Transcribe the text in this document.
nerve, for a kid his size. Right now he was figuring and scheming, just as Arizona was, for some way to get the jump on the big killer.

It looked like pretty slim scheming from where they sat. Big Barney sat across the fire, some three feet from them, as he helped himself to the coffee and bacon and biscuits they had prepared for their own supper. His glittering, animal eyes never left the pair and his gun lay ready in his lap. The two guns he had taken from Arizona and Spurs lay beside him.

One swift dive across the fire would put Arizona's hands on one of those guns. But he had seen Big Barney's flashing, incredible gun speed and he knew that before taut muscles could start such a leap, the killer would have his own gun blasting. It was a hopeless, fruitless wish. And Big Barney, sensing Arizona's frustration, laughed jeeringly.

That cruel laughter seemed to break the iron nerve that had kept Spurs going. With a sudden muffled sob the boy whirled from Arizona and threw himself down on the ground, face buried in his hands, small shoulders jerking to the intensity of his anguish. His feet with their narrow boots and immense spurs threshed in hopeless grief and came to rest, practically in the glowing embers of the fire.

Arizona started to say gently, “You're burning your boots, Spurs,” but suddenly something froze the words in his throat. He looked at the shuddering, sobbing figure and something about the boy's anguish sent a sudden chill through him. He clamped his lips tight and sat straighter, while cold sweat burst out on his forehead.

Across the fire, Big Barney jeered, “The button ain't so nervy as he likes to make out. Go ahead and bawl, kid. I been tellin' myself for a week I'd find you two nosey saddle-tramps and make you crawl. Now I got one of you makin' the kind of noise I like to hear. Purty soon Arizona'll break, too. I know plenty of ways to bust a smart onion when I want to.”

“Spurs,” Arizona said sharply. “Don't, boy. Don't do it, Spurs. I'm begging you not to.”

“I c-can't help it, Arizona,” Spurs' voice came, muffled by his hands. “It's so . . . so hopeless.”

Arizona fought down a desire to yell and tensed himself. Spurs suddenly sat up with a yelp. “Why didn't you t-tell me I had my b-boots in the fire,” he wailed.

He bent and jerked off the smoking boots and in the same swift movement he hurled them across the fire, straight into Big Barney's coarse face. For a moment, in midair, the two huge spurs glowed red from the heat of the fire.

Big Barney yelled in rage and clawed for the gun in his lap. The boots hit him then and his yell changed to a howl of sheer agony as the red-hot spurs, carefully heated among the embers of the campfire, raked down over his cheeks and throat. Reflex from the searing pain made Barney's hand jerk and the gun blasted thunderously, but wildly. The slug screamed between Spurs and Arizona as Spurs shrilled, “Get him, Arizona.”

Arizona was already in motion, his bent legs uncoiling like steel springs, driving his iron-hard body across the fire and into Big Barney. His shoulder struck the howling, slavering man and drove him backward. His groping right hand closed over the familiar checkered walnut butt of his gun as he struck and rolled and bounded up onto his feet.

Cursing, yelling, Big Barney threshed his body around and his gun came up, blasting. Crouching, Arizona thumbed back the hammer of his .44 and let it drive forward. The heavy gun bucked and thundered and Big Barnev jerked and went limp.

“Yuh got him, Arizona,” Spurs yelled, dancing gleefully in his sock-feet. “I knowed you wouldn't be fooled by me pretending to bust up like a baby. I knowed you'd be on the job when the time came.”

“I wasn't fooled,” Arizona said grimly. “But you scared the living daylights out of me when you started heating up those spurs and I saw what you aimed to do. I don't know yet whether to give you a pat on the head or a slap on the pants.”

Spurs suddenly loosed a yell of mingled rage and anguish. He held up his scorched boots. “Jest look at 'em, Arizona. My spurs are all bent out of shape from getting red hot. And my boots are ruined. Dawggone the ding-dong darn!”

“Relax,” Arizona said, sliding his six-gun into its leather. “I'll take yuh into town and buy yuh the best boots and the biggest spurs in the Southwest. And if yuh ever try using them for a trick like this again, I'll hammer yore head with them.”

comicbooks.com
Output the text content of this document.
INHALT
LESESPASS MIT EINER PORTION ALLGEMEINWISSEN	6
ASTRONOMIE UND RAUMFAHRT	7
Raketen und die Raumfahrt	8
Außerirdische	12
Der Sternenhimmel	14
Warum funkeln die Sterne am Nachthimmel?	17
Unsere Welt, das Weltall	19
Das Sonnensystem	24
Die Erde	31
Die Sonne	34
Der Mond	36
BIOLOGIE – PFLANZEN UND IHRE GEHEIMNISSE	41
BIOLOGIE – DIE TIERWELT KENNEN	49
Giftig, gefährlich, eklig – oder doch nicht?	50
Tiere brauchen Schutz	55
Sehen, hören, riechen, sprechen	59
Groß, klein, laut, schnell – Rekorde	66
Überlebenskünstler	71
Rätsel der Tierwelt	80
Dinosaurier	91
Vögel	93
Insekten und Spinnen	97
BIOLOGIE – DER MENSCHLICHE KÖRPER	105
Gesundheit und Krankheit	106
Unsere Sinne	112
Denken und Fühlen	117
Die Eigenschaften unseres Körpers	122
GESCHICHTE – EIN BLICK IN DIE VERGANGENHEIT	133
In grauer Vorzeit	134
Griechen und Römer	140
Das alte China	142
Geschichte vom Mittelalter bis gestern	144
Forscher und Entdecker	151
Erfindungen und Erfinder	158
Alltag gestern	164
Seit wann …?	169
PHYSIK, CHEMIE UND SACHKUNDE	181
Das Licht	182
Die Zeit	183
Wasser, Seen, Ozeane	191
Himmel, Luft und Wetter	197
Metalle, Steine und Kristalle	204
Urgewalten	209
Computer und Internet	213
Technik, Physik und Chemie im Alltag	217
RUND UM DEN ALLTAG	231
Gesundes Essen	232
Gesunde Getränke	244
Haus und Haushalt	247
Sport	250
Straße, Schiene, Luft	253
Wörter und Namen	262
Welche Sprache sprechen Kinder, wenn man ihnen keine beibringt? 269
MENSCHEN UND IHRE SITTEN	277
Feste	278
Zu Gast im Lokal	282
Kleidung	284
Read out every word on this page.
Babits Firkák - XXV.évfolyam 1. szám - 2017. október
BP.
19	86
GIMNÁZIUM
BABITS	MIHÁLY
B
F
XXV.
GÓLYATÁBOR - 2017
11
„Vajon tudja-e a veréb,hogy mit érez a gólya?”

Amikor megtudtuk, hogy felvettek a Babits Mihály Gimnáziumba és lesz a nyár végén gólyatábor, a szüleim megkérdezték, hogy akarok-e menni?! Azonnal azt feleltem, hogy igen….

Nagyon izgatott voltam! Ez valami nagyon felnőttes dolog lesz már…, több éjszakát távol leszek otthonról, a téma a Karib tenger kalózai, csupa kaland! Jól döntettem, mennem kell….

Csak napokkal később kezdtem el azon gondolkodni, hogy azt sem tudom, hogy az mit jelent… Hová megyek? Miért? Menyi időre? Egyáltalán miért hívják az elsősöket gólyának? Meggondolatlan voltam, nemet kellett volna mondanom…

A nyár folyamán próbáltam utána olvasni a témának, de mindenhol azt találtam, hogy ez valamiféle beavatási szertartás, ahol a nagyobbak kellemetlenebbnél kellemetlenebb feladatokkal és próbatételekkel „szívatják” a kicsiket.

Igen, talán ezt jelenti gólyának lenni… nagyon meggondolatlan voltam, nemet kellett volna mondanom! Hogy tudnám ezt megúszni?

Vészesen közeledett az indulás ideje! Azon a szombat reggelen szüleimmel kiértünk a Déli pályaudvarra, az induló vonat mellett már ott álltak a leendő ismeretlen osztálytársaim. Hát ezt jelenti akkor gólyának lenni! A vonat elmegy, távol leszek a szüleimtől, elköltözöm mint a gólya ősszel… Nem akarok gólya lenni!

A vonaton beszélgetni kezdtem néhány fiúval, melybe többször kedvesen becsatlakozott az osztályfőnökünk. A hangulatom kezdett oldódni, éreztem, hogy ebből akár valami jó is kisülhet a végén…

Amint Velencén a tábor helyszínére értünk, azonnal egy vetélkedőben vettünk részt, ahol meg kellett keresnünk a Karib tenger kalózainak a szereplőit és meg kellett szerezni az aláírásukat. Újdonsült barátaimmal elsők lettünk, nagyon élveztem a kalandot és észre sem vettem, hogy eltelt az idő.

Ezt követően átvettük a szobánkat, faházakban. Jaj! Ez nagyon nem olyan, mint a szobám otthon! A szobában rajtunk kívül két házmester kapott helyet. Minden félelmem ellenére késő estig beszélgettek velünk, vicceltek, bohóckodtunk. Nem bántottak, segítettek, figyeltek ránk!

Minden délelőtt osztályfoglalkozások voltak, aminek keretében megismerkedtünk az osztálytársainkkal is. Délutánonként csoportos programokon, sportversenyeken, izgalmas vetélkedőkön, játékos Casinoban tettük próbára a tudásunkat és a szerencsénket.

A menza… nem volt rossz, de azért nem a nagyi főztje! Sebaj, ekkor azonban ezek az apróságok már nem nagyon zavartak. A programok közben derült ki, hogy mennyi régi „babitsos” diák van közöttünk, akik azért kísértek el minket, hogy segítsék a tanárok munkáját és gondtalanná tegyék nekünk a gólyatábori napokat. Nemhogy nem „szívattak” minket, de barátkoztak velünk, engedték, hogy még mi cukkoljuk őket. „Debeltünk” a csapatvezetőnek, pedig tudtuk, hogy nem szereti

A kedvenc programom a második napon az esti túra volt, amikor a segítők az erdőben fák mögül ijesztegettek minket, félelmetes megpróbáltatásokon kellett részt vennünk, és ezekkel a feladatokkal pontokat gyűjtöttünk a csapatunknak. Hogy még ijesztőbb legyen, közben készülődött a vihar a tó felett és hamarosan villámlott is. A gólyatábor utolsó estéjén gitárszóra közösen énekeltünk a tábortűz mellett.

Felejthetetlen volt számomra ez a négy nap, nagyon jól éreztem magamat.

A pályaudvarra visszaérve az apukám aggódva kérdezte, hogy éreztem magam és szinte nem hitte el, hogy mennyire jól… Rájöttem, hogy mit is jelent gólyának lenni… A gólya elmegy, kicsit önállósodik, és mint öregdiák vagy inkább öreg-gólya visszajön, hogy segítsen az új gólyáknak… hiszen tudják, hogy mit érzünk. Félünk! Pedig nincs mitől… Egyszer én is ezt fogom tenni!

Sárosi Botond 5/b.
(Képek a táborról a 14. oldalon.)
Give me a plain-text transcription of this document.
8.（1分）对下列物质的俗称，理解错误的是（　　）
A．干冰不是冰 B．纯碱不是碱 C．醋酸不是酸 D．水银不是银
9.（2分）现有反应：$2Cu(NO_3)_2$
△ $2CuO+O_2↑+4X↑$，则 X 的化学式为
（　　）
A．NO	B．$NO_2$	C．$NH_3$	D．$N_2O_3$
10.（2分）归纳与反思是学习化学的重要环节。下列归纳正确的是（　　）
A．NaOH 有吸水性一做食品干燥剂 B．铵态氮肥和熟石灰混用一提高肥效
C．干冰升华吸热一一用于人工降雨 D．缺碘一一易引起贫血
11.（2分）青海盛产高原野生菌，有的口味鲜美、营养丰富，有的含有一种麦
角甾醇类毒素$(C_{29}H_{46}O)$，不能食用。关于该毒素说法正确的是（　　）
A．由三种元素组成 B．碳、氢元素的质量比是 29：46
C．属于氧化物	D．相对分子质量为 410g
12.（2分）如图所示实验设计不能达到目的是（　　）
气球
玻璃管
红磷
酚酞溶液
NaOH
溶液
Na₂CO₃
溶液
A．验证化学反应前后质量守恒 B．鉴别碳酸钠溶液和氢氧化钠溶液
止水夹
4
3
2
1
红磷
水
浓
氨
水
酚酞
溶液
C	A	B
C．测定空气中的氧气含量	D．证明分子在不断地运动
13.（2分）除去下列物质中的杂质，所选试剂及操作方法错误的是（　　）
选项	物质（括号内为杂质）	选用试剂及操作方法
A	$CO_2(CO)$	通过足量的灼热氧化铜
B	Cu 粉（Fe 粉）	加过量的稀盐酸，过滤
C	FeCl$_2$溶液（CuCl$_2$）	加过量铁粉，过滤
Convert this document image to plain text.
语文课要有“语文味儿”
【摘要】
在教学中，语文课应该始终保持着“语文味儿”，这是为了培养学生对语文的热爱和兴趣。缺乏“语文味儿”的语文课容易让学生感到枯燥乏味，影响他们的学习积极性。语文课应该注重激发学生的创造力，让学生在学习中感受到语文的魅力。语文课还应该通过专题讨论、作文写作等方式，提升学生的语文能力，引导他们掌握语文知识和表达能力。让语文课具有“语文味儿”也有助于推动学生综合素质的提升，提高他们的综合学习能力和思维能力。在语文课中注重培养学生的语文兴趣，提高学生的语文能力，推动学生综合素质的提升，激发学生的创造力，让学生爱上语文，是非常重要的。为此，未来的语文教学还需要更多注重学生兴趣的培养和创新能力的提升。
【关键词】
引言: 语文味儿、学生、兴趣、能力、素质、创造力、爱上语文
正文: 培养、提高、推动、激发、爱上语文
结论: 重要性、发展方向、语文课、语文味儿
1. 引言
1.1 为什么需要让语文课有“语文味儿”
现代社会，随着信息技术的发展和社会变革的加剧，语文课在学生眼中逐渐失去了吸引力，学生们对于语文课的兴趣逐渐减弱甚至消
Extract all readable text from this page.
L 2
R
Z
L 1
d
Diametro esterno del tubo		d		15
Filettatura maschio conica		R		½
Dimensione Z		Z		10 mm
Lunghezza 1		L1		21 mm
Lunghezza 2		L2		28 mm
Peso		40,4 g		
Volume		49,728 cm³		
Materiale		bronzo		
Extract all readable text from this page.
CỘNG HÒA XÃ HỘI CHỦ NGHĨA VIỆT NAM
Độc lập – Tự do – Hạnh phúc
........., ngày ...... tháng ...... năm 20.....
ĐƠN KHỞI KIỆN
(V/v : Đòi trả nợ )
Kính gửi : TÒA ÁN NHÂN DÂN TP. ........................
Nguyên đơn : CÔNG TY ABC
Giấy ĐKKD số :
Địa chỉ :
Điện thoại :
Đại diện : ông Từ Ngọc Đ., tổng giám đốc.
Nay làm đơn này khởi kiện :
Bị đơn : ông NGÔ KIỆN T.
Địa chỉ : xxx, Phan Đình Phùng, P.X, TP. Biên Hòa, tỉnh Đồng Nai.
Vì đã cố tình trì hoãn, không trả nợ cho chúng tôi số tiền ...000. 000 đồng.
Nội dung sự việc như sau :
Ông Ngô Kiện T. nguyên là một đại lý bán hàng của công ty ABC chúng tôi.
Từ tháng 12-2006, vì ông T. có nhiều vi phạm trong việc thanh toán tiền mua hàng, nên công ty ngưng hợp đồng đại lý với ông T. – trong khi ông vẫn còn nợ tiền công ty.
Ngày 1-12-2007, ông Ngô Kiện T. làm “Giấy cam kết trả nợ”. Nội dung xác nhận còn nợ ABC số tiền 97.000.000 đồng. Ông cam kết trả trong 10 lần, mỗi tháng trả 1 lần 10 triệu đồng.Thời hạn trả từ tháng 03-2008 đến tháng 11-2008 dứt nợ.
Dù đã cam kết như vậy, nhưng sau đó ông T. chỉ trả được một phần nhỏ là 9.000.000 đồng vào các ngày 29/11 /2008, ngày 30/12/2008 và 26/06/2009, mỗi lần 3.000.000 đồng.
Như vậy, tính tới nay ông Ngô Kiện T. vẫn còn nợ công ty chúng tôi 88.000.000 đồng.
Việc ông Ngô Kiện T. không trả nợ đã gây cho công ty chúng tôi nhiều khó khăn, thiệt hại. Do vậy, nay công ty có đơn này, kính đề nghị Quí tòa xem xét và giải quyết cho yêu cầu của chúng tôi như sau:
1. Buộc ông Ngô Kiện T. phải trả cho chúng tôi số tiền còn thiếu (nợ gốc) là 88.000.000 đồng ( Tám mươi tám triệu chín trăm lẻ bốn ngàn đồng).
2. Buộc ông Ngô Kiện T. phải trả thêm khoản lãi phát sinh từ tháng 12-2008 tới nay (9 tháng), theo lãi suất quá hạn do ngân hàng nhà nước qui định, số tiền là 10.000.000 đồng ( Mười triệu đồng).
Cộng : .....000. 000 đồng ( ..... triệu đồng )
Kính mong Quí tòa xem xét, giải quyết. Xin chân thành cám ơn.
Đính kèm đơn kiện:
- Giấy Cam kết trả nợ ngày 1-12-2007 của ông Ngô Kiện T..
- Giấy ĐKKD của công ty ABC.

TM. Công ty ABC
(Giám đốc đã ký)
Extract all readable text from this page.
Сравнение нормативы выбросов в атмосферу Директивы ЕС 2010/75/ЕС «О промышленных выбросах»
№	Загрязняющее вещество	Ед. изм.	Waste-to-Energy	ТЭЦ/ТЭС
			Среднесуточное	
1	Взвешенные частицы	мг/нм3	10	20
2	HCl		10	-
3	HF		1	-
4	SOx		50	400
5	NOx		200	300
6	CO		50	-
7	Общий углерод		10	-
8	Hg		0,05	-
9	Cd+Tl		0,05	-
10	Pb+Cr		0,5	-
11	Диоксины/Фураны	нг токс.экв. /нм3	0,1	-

## WHAT IS EXPECTED:
Copy each line of the data that contains the word "hammer".

## ANSWER BELOW:
Cursing, yelling, Big Barney threshed his body around and his gun came up, blasting. Crouching, Arizona thumbed back the hammer of his .44 and let it drive forward. The heavy gun bucked and thundered and Big Barnev jerked and went limp.
“Relax,” Arizona said, sliding his six-gun into its leather. “I'll take yuh into town and buy yuh the best boots and the biggest spurs in the Southwest. And if yuh ever try using them for a trick like this again, I'll hammer yore head with them.”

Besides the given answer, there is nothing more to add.